* **WHAT TO WORK ON**: Omit all pictures and give the records below again exactly as written.

* **DATASET ENTRIES**:

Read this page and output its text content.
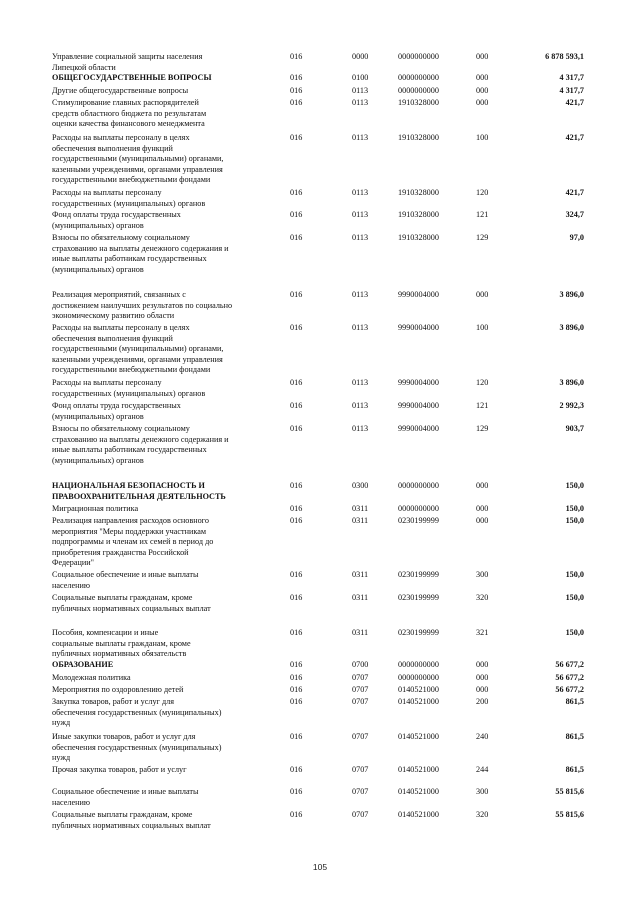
Управление социальной защиты населения
Липецкой области
016	0000	0000000000	000	6 878 593,1
ОБЩЕГОСУДАРСТВЕННЫЕ ВОПРОСЫ	016	0100	0000000000	000	4 317,7
Другие общегосударственные вопросы	016	0113	0000000000	000	4 317,7
Стимулирование главных распорядителей
средств областного бюджета по результатам
оценки качества финансового менеджмента
016	0113	1910328000	000	421,7
Расходы на выплаты персоналу в целях
обеспечения выполнения функций
государственными (муниципальными) органами,
казенными учреждениями, органами управления
государственными внебюджетными фондами
016	0113	1910328000	100	421,7
Расходы на выплаты персоналу
государственных (муниципальных) органов
016	0113	1910328000	120	421,7
Фонд оплаты труда государственных
(муниципальных) органов
016	0113	1910328000	121	324,7
Взносы по обязательному социальному
страхованию на выплаты денежного содержания и
иные выплаты работникам государственных
(муниципальных) органов
016	0113	1910328000	129	97,0
Реализация мероприятий, связанных с
достижением наилучших результатов по социально
экономическому развитию области
016	0113	9990004000	000	3 896,0
Расходы на выплаты персоналу в целях
обеспечения выполнения функций
государственными (муниципальными) органами,
казенными учреждениями, органами управления
государственными внебюджетными фондами
016	0113	9990004000	100	3 896,0
Расходы на выплаты персоналу
государственных (муниципальных) органов
016	0113	9990004000	120	3 896,0
Фонд оплаты труда государственных
(муниципальных) органов
016	0113	9990004000	121	2 992,3
Взносы по обязательному социальному
страхованию на выплаты денежного содержания и
иные выплаты работникам государственных
(муниципальных) органов
016	0113	9990004000	129	903,7
НАЦИОНАЛЬНАЯ БЕЗОПАСНОСТЬ И
ПРАВООХРАНИТЕЛЬНАЯ ДЕЯТЕЛЬНОСТЬ
016	0300	0000000000	000	150,0
Миграционная политика	016	0311	0000000000	000	150,0
Реализация направления расходов основного
мероприятия "Меры поддержки участникам
подпрограммы и членам их семей в период до
приобретения гражданства Российской
Федерации"
016	0311	0230199999	000	150,0
Социальное обеспечение и иные выплаты
населению
016	0311	0230199999	300	150,0
Социальные выплаты гражданам, кроме
публичных нормативных социальных выплат
016	0311	0230199999	320	150,0
Пособия, компенсации и иные
социальные выплаты гражданам, кроме
публичных нормативных обязательств
016	0311	0230199999	321	150,0
ОБРАЗОВАНИЕ	016	0700	0000000000	000	56 677,2
Молодежная политика	016	0707	0000000000	000	56 677,2
Мероприятия по оздоровлению детей	016	0707	0140521000	000	56 677,2
Закупка товаров, работ и услуг для
обеспечения государственных (муниципальных)
нужд
016	0707	0140521000	200	861,5
Иные закупки товаров, работ и услуг для
обеспечения государственных (муниципальных)
нужд
016	0707	0140521000	240	861,5
Прочая закупка товаров, работ и услуг	016	0707	0140521000	244	861,5
Социальное обеспечение и иные выплаты
населению
016	0707	0140521000	300	55 815,6
Социальные выплаты гражданам, кроме
публичных нормативных социальных выплат
016	0707	0140521000	320	55 815,6
105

* **RESULT OF THIS EXERCISE**:
Read this page and output its text content.
Управление социальной защиты населения
Липецкой области
016	0000	0000000000	000	6 878 593,1
ОБЩЕГОСУДАРСТВЕННЫЕ ВОПРОСЫ	016	0100	0000000000	000	4 317,7
Другие общегосударственные вопросы	016	0113	0000000000	000	4 317,7
Стимулирование главных распорядителей
средств областного бюджета по результатам
оценки качества финансового менеджмента
016	0113	1910328000	000	421,7
Расходы на выплаты персоналу в целях
обеспечения выполнения функций
государственными (муниципальными) органами,
казенными учреждениями, органами управления
государственными внебюджетными фондами
016	0113	1910328000	100	421,7
Расходы на выплаты персоналу
государственных (муниципальных) органов
016	0113	1910328000	120	421,7
Фонд оплаты труда государственных
(муниципальных) органов
016	0113	1910328000	121	324,7
Взносы по обязательному социальному
страхованию на выплаты денежного содержания и
иные выплаты работникам государственных
(муниципальных) органов
016	0113	1910328000	129	97,0
Реализация мероприятий, связанных с
достижением наилучших результатов по социально
экономическому развитию области
016	0113	9990004000	000	3 896,0
Расходы на выплаты персоналу в целях
обеспечения выполнения функций
государственными (муниципальными) органами,
казенными учреждениями, органами управления
государственными внебюджетными фондами
016	0113	9990004000	100	3 896,0
Расходы на выплаты персоналу
государственных (муниципальных) органов
016	0113	9990004000	120	3 896,0
Фонд оплаты труда государственных
(муниципальных) органов
016	0113	9990004000	121	2 992,3
Взносы по обязательному социальному
страхованию на выплаты денежного содержания и
иные выплаты работникам государственных
(муниципальных) органов
016	0113	9990004000	129	903,7
НАЦИОНАЛЬНАЯ БЕЗОПАСНОСТЬ И
ПРАВООХРАНИТЕЛЬНАЯ ДЕЯТЕЛЬНОСТЬ
016	0300	0000000000	000	150,0
Миграционная политика	016	0311	0000000000	000	150,0
Реализация направления расходов основного
мероприятия "Меры поддержки участникам
подпрограммы и членам их семей в период до
приобретения гражданства Российской
Федерации"
016	0311	0230199999	000	150,0
Социальное обеспечение и иные выплаты
населению
016	0311	0230199999	300	150,0
Социальные выплаты гражданам, кроме
публичных нормативных социальных выплат
016	0311	0230199999	320	150,0
Пособия, компенсации и иные
социальные выплаты гражданам, кроме
публичных нормативных обязательств
016	0311	0230199999	321	150,0
ОБРАЗОВАНИЕ	016	0700	0000000000	000	56 677,2
Молодежная политика	016	0707	0000000000	000	56 677,2
Мероприятия по оздоровлению детей	016	0707	0140521000	000	56 677,2
Закупка товаров, работ и услуг для
обеспечения государственных (муниципальных)
нужд
016	0707	0140521000	200	861,5
Иные закупки товаров, работ и услуг для
обеспечения государственных (муниципальных)
нужд
016	0707	0140521000	240	861,5
Прочая закупка товаров, работ и услуг	016	0707	0140521000	244	861,5
Социальное обеспечение и иные выплаты
населению
016	0707	0140521000	300	55 815,6
Социальные выплаты гражданам, кроме
публичных нормативных социальных выплат
016	0707	0140521000	320	55 815,6
105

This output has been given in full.